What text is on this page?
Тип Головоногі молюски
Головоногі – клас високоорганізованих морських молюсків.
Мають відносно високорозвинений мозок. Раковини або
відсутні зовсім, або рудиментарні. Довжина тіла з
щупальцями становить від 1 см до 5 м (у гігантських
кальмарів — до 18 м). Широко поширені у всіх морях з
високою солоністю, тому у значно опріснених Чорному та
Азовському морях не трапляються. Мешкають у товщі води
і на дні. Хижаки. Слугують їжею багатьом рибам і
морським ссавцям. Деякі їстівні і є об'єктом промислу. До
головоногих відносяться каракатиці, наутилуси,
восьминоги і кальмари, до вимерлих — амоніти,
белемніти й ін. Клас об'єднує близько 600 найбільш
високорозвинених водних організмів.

########################################

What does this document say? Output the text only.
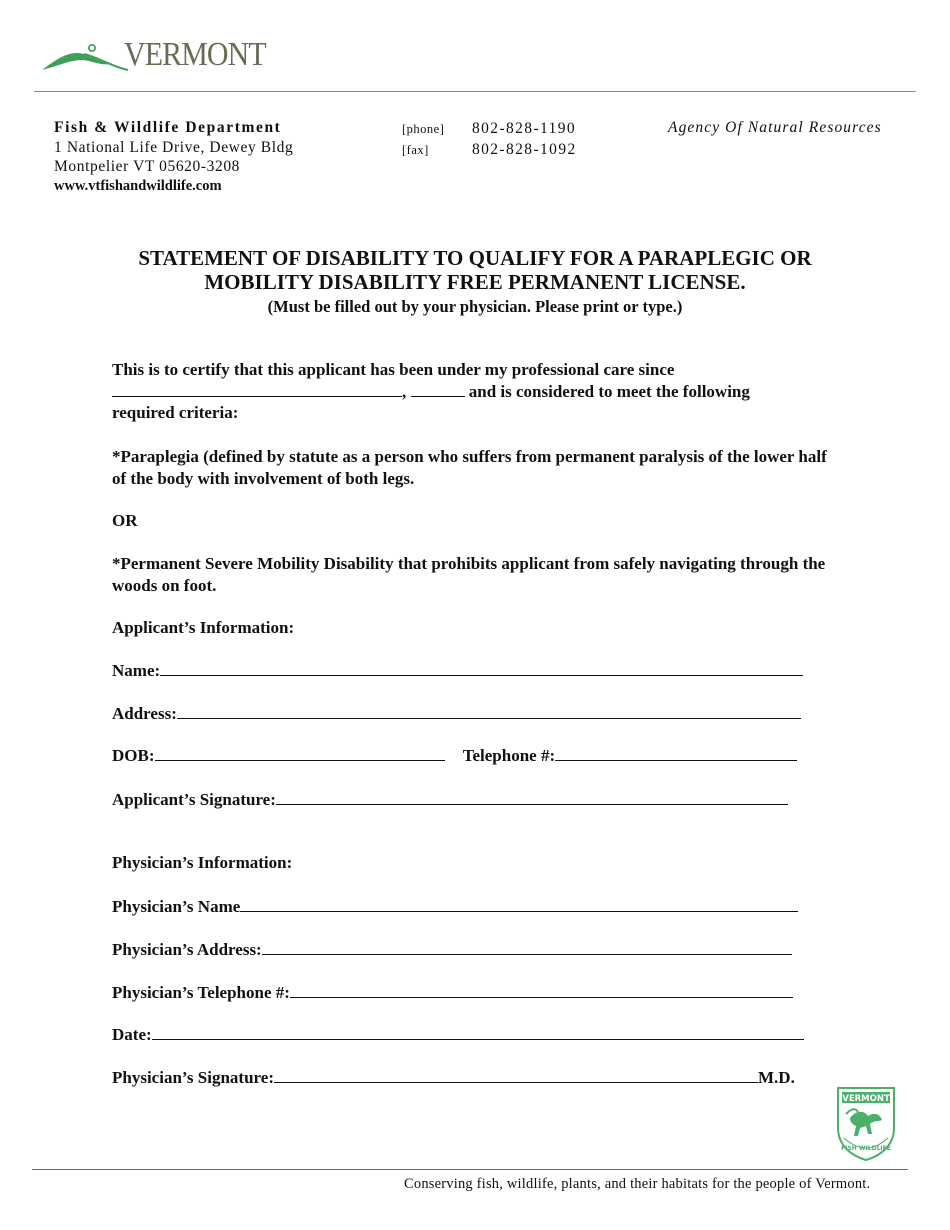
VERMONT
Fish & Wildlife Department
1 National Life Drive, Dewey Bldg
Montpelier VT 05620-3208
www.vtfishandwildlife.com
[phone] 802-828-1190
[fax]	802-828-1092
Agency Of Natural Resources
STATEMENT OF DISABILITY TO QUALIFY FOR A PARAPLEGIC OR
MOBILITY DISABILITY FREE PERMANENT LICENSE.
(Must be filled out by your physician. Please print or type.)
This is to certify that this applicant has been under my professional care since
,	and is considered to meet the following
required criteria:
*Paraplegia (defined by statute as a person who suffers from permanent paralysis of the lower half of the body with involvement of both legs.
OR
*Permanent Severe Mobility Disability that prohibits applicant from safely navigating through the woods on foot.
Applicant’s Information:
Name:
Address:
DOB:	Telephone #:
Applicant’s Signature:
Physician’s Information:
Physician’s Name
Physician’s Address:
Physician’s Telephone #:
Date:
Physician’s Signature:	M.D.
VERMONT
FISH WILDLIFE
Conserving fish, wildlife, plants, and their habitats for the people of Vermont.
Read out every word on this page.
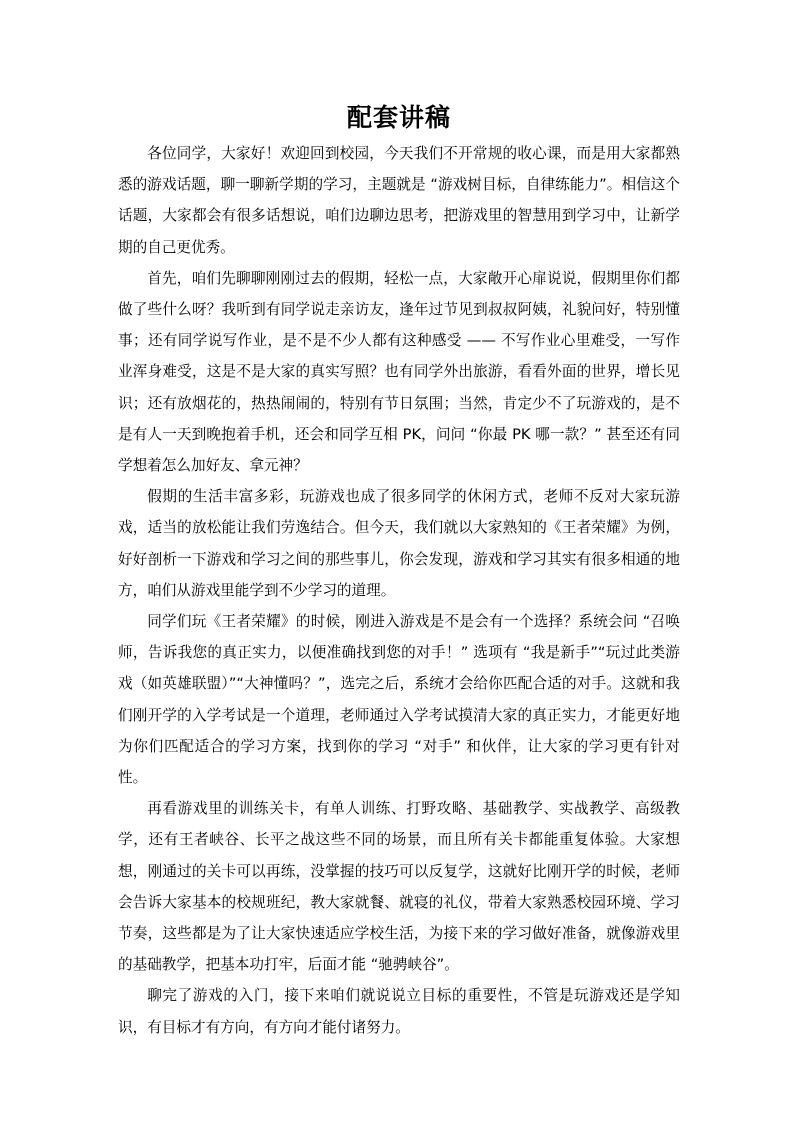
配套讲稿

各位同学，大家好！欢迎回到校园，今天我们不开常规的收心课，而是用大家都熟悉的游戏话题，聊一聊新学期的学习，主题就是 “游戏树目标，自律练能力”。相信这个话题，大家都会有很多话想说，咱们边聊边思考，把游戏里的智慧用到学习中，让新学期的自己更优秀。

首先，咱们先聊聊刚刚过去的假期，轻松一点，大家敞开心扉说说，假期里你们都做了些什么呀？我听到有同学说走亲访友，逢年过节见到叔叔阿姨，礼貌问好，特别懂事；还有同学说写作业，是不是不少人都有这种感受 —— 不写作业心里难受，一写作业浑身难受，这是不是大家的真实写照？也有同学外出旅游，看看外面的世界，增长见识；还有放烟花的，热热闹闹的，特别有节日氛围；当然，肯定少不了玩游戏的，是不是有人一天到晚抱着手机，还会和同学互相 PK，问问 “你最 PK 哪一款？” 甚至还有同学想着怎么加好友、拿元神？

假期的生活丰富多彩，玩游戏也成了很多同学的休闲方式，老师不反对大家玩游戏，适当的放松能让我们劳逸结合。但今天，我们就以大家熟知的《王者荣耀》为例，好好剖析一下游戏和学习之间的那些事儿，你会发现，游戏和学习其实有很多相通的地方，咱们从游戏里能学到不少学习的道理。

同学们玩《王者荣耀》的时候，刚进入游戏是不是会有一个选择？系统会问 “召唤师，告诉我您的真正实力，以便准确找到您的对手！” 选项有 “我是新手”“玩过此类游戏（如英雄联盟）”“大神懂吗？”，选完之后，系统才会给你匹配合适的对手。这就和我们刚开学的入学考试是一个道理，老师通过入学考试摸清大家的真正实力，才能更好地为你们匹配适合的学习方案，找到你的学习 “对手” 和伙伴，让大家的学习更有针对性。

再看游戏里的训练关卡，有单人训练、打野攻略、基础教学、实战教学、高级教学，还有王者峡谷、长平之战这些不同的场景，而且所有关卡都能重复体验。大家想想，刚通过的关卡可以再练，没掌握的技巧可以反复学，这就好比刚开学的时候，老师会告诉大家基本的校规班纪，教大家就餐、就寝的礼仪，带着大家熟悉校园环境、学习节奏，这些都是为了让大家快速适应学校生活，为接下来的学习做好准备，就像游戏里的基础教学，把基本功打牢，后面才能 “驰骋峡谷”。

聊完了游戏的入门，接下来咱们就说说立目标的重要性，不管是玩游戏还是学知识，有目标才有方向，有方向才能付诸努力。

########################################

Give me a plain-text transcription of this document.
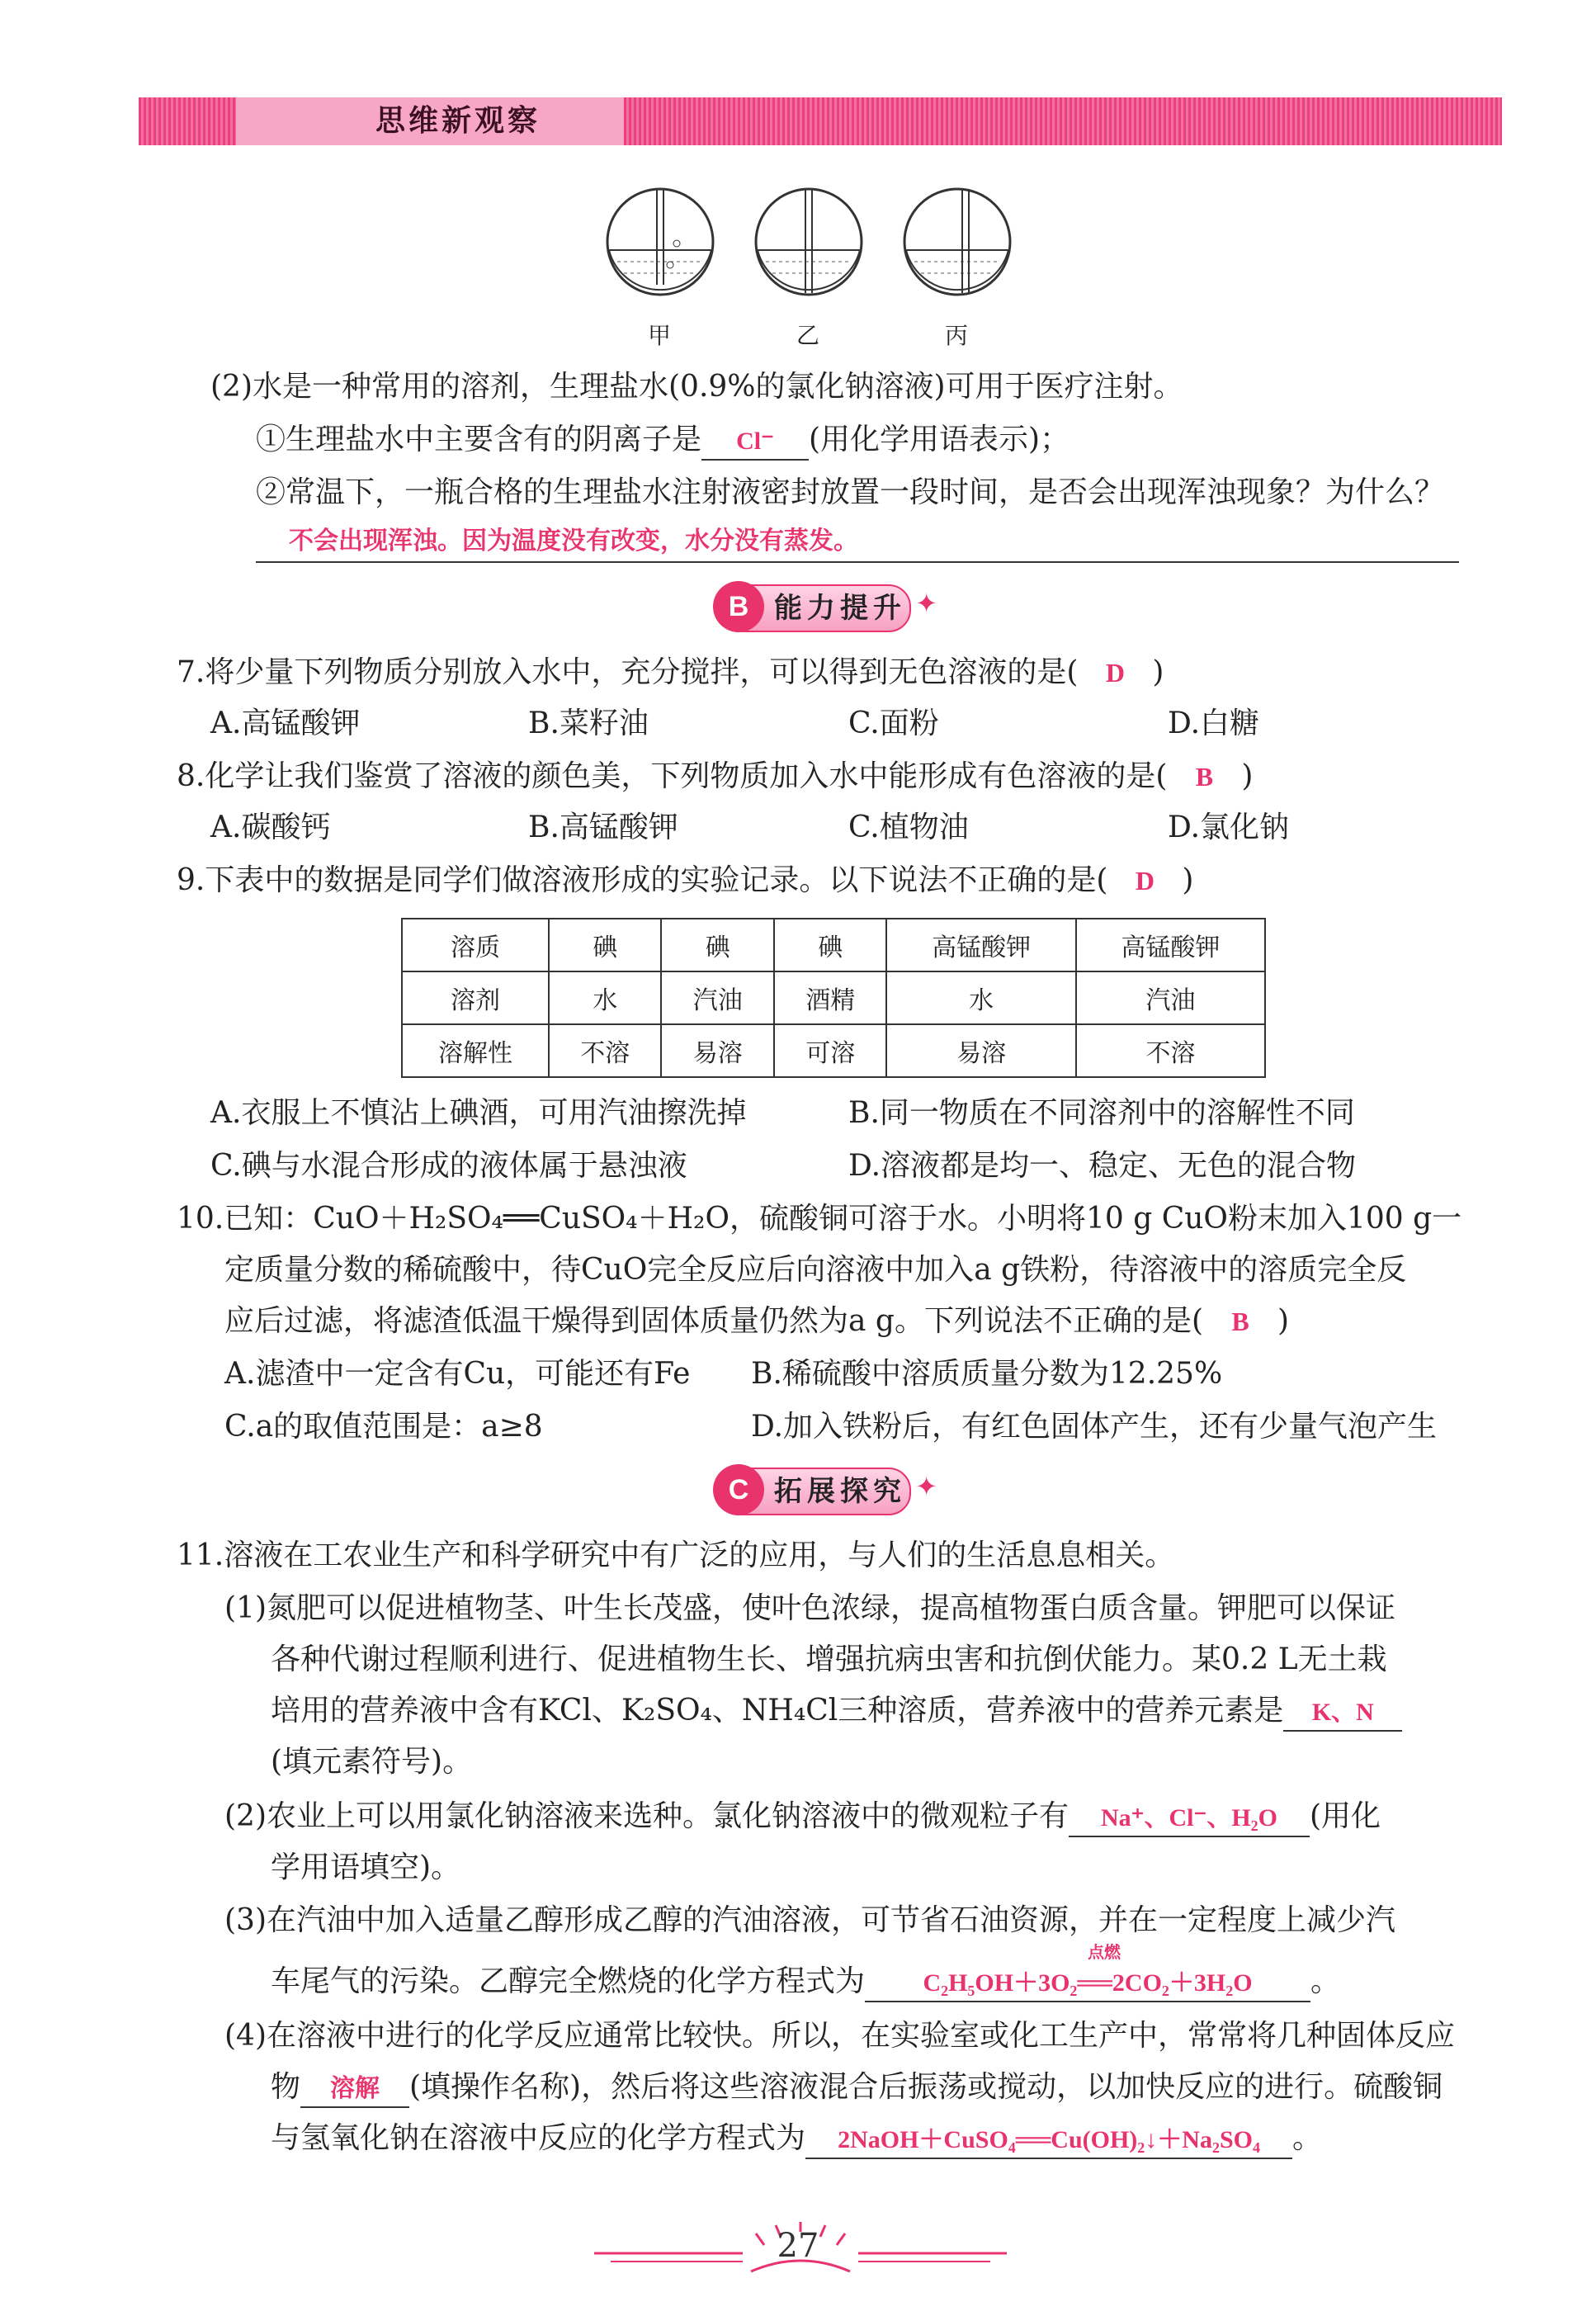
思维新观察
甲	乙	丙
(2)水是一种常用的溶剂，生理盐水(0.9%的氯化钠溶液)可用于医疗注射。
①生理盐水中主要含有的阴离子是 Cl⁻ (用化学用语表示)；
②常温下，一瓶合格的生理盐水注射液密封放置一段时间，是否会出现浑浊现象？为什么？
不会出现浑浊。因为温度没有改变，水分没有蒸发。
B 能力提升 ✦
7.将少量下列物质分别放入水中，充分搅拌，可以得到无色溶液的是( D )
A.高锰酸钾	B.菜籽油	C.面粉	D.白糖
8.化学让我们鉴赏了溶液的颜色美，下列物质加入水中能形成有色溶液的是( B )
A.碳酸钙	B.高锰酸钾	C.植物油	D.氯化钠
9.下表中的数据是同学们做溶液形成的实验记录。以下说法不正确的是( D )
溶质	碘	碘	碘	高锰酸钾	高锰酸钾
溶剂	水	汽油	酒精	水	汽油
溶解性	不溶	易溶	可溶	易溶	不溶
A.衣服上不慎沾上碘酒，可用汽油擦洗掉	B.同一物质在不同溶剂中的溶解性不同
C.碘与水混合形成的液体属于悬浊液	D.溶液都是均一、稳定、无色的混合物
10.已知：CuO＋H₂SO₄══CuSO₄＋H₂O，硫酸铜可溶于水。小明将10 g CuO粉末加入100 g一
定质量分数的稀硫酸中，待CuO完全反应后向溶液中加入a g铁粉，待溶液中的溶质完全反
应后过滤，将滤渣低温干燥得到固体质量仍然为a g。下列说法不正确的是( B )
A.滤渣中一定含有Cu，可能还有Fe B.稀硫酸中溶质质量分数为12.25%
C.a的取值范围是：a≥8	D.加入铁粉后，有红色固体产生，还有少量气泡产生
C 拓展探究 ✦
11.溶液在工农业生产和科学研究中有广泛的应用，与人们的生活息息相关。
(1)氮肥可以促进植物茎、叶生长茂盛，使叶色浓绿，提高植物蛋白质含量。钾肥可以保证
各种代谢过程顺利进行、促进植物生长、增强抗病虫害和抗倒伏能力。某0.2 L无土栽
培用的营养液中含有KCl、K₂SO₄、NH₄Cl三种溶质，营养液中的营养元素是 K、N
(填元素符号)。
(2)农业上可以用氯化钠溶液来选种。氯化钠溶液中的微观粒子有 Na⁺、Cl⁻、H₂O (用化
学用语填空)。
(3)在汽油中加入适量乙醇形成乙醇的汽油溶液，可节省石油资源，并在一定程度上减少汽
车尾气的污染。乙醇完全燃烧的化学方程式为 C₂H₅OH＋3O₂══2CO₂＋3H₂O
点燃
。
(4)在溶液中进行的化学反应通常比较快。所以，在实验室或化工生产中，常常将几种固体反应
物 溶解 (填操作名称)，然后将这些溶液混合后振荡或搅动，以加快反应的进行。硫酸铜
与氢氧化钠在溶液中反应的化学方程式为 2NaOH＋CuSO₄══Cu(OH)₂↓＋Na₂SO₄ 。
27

########################################

STATED TASK:
Filter the data, keeping only the lines that contain "from".

SOLUTION:
*Paraplegia (defined by statute as a person who suffers from permanent paralysis of the lower half of the body with involvement of both legs.
*Permanent Severe Mobility Disability that prohibits applicant from safely navigating through the woods on foot.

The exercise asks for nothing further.